▸ Collection entries:
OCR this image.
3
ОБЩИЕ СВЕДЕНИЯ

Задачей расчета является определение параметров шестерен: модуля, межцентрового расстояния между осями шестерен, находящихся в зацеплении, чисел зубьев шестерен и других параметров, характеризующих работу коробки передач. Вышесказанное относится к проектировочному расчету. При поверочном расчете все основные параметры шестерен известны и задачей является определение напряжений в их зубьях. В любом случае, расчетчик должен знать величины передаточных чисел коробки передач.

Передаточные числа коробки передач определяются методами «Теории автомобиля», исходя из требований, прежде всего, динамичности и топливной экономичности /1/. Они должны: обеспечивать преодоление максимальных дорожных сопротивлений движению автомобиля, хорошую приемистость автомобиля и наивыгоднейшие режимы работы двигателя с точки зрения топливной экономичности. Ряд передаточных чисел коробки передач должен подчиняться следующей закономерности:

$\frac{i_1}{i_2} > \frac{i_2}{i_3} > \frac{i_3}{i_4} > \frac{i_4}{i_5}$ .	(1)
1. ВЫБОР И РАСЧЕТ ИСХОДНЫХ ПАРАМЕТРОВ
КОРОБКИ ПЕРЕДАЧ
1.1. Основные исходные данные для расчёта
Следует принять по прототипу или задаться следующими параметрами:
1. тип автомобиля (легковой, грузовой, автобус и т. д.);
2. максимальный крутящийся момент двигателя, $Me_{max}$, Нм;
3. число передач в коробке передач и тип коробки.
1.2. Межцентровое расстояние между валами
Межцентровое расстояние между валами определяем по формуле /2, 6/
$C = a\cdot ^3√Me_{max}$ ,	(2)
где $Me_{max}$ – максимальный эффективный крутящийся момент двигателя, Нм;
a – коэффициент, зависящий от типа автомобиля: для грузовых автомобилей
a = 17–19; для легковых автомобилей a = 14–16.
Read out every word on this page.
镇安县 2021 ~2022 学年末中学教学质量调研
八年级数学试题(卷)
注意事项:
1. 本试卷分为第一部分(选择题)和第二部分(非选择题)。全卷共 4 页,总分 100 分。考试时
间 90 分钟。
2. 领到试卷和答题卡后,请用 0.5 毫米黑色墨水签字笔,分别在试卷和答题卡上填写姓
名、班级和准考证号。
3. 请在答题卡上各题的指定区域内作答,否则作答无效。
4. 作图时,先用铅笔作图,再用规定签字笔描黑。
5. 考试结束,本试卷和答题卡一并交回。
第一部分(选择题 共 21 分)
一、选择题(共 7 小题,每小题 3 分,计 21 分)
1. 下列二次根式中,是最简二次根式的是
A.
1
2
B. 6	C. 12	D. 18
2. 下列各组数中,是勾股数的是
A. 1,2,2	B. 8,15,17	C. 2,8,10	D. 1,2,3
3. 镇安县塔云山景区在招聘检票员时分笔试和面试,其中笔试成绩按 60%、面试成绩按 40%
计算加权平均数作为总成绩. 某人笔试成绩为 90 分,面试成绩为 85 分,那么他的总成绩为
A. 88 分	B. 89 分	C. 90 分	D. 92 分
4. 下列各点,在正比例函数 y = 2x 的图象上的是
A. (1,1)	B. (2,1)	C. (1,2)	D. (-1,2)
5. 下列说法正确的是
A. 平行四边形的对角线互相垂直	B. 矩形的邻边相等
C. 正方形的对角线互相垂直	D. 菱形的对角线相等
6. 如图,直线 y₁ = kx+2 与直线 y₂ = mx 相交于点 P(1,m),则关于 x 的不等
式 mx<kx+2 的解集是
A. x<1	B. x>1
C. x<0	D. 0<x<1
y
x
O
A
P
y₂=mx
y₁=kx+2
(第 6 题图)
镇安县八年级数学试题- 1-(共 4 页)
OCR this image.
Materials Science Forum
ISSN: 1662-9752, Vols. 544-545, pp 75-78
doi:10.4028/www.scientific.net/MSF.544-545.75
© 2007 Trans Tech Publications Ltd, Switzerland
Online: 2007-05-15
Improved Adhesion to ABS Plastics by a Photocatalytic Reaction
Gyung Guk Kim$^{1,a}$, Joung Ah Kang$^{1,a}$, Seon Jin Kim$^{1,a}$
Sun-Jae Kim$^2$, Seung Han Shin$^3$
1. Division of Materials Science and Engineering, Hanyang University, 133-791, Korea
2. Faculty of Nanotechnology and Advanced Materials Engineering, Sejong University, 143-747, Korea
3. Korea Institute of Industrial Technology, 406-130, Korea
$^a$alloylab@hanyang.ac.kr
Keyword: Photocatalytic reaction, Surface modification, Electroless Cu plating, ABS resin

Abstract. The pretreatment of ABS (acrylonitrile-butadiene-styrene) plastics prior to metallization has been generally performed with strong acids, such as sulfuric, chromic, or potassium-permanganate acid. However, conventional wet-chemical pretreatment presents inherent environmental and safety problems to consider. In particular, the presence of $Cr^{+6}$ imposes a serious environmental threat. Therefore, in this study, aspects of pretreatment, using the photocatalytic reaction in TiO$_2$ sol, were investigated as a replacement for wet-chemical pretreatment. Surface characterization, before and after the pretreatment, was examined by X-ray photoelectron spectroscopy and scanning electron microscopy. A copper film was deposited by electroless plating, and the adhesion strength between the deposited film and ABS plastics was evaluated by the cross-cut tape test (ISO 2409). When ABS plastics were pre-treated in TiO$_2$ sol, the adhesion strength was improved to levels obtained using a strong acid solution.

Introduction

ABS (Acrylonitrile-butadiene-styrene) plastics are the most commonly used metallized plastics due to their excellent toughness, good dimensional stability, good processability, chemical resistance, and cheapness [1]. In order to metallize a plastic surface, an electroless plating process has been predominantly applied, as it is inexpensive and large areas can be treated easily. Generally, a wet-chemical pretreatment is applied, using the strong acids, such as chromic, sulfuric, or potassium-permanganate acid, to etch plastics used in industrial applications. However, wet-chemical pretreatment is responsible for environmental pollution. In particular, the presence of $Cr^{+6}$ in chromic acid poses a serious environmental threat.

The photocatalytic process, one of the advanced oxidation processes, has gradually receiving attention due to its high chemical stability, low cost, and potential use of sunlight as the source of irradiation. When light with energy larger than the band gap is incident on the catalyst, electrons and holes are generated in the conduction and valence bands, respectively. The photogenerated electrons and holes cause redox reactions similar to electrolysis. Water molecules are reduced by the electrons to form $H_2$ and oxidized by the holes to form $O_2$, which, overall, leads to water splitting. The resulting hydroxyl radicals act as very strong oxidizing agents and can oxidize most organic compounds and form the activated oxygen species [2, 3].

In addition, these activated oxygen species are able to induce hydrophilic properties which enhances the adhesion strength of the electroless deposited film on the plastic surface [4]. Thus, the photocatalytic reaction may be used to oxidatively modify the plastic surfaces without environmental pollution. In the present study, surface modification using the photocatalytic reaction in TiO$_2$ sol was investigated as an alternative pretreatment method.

▸ Task details: Nothing should be left out: repeat all of the data exactly.

▸ Output of the exercise:
OCR this image.
3
ОБЩИЕ СВЕДЕНИЯ

Задачей расчета является определение параметров шестерен: модуля, межцентрового расстояния между осями шестерен, находящихся в зацеплении, чисел зубьев шестерен и других параметров, характеризующих работу коробки передач. Вышесказанное относится к проектировочному расчету. При поверочном расчете все основные параметры шестерен известны и задачей является определение напряжений в их зубьях. В любом случае, расчетчик должен знать величины передаточных чисел коробки передач.

Передаточные числа коробки передач определяются методами «Теории автомобиля», исходя из требований, прежде всего, динамичности и топливной экономичности /1/. Они должны: обеспечивать преодоление максимальных дорожных сопротивлений движению автомобиля, хорошую приемистость автомобиля и наивыгоднейшие режимы работы двигателя с точки зрения топливной экономичности. Ряд передаточных чисел коробки передач должен подчиняться следующей закономерности:

$\frac{i_1}{i_2} > \frac{i_2}{i_3} > \frac{i_3}{i_4} > \frac{i_4}{i_5}$ .	(1)
1. ВЫБОР И РАСЧЕТ ИСХОДНЫХ ПАРАМЕТРОВ
КОРОБКИ ПЕРЕДАЧ
1.1. Основные исходные данные для расчёта
Следует принять по прототипу или задаться следующими параметрами:
1. тип автомобиля (легковой, грузовой, автобус и т. д.);
2. максимальный крутящийся момент двигателя, $Me_{max}$, Нм;
3. число передач в коробке передач и тип коробки.
1.2. Межцентровое расстояние между валами
Межцентровое расстояние между валами определяем по формуле /2, 6/
$C = a\cdot ^3√Me_{max}$ ,	(2)
где $Me_{max}$ – максимальный эффективный крутящийся момент двигателя, Нм;
a – коэффициент, зависящий от типа автомобиля: для грузовых автомобилей
a = 17–19; для легковых автомобилей a = 14–16.
Read out every word on this page.
镇安县 2021 ~2022 学年末中学教学质量调研
八年级数学试题(卷)
注意事项:
1. 本试卷分为第一部分(选择题)和第二部分(非选择题)。全卷共 4 页,总分 100 分。考试时
间 90 分钟。
2. 领到试卷和答题卡后,请用 0.5 毫米黑色墨水签字笔,分别在试卷和答题卡上填写姓
名、班级和准考证号。
3. 请在答题卡上各题的指定区域内作答,否则作答无效。
4. 作图时,先用铅笔作图,再用规定签字笔描黑。
5. 考试结束,本试卷和答题卡一并交回。
第一部分(选择题 共 21 分)
一、选择题(共 7 小题,每小题 3 分,计 21 分)
1. 下列二次根式中,是最简二次根式的是
A.
1
2
B. 6	C. 12	D. 18
2. 下列各组数中,是勾股数的是
A. 1,2,2	B. 8,15,17	C. 2,8,10	D. 1,2,3
3. 镇安县塔云山景区在招聘检票员时分笔试和面试,其中笔试成绩按 60%、面试成绩按 40%
计算加权平均数作为总成绩. 某人笔试成绩为 90 分,面试成绩为 85 分,那么他的总成绩为
A. 88 分	B. 89 分	C. 90 分	D. 92 分
4. 下列各点,在正比例函数 y = 2x 的图象上的是
A. (1,1)	B. (2,1)	C. (1,2)	D. (-1,2)
5. 下列说法正确的是
A. 平行四边形的对角线互相垂直	B. 矩形的邻边相等
C. 正方形的对角线互相垂直	D. 菱形的对角线相等
6. 如图,直线 y₁ = kx+2 与直线 y₂ = mx 相交于点 P(1,m),则关于 x 的不等
式 mx<kx+2 的解集是
A. x<1	B. x>1
C. x<0	D. 0<x<1
y
x
O
A
P
y₂=mx
y₁=kx+2
(第 6 题图)
镇安县八年级数学试题- 1-(共 4 页)
OCR this image.
Materials Science Forum
ISSN: 1662-9752, Vols. 544-545, pp 75-78
doi:10.4028/www.scientific.net/MSF.544-545.75
© 2007 Trans Tech Publications Ltd, Switzerland
Online: 2007-05-15
Improved Adhesion to ABS Plastics by a Photocatalytic Reaction
Gyung Guk Kim$^{1,a}$, Joung Ah Kang$^{1,a}$, Seon Jin Kim$^{1,a}$
Sun-Jae Kim$^2$, Seung Han Shin$^3$
1. Division of Materials Science and Engineering, Hanyang University, 133-791, Korea
2. Faculty of Nanotechnology and Advanced Materials Engineering, Sejong University, 143-747, Korea
3. Korea Institute of Industrial Technology, 406-130, Korea
$^a$alloylab@hanyang.ac.kr
Keyword: Photocatalytic reaction, Surface modification, Electroless Cu plating, ABS resin

Abstract. The pretreatment of ABS (acrylonitrile-butadiene-styrene) plastics prior to metallization has been generally performed with strong acids, such as sulfuric, chromic, or potassium-permanganate acid. However, conventional wet-chemical pretreatment presents inherent environmental and safety problems to consider. In particular, the presence of $Cr^{+6}$ imposes a serious environmental threat. Therefore, in this study, aspects of pretreatment, using the photocatalytic reaction in TiO$_2$ sol, were investigated as a replacement for wet-chemical pretreatment. Surface characterization, before and after the pretreatment, was examined by X-ray photoelectron spectroscopy and scanning electron microscopy. A copper film was deposited by electroless plating, and the adhesion strength between the deposited film and ABS plastics was evaluated by the cross-cut tape test (ISO 2409). When ABS plastics were pre-treated in TiO$_2$ sol, the adhesion strength was improved to levels obtained using a strong acid solution.

Introduction

ABS (Acrylonitrile-butadiene-styrene) plastics are the most commonly used metallized plastics due to their excellent toughness, good dimensional stability, good processability, chemical resistance, and cheapness [1]. In order to metallize a plastic surface, an electroless plating process has been predominantly applied, as it is inexpensive and large areas can be treated easily. Generally, a wet-chemical pretreatment is applied, using the strong acids, such as chromic, sulfuric, or potassium-permanganate acid, to etch plastics used in industrial applications. However, wet-chemical pretreatment is responsible for environmental pollution. In particular, the presence of $Cr^{+6}$ in chromic acid poses a serious environmental threat.

The photocatalytic process, one of the advanced oxidation processes, has gradually receiving attention due to its high chemical stability, low cost, and potential use of sunlight as the source of irradiation. When light with energy larger than the band gap is incident on the catalyst, electrons and holes are generated in the conduction and valence bands, respectively. The photogenerated electrons and holes cause redox reactions similar to electrolysis. Water molecules are reduced by the electrons to form $H_2$ and oxidized by the holes to form $O_2$, which, overall, leads to water splitting. The resulting hydroxyl radicals act as very strong oxidizing agents and can oxidize most organic compounds and form the activated oxygen species [2, 3].

In addition, these activated oxygen species are able to induce hydrophilic properties which enhances the adhesion strength of the electroless deposited film on the plastic surface [4]. Thus, the photocatalytic reaction may be used to oxidatively modify the plastic surfaces without environmental pollution. In the present study, surface modification using the photocatalytic reaction in TiO$_2$ sol was investigated as an alternative pretreatment method.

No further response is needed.